__Problem details__. Output the data that follows exactly, line for line.

Extracted records
++++++++
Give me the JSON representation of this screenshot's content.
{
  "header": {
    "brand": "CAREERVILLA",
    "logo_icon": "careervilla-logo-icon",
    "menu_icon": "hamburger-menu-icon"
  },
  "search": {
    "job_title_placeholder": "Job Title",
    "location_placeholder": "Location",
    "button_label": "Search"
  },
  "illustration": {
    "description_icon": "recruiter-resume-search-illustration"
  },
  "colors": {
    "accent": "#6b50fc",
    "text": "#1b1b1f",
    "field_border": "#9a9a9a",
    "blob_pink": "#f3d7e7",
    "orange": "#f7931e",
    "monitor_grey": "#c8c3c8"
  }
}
++++++++
__Solution__.
Give me the JSON representation of this screenshot's content.
{
  "header": {
    "brand": "CAREERVILLA",
    "logo_icon": "careervilla-logo-icon",
    "menu_icon": "hamburger-menu-icon"
  },
  "search": {
    "job_title_placeholder": "Job Title",
    "location_placeholder": "Location",
    "button_label": "Search"
  },
  "illustration": {
    "description_icon": "recruiter-resume-search-illustration"
  },
  "colors": {
    "accent": "#6b50fc",
    "text": "#1b1b1f",
    "field_border": "#9a9a9a",
    "blob_pink": "#f3d7e7",
    "orange": "#f7931e",
    "monitor_grey": "#c8c3c8"
  }
}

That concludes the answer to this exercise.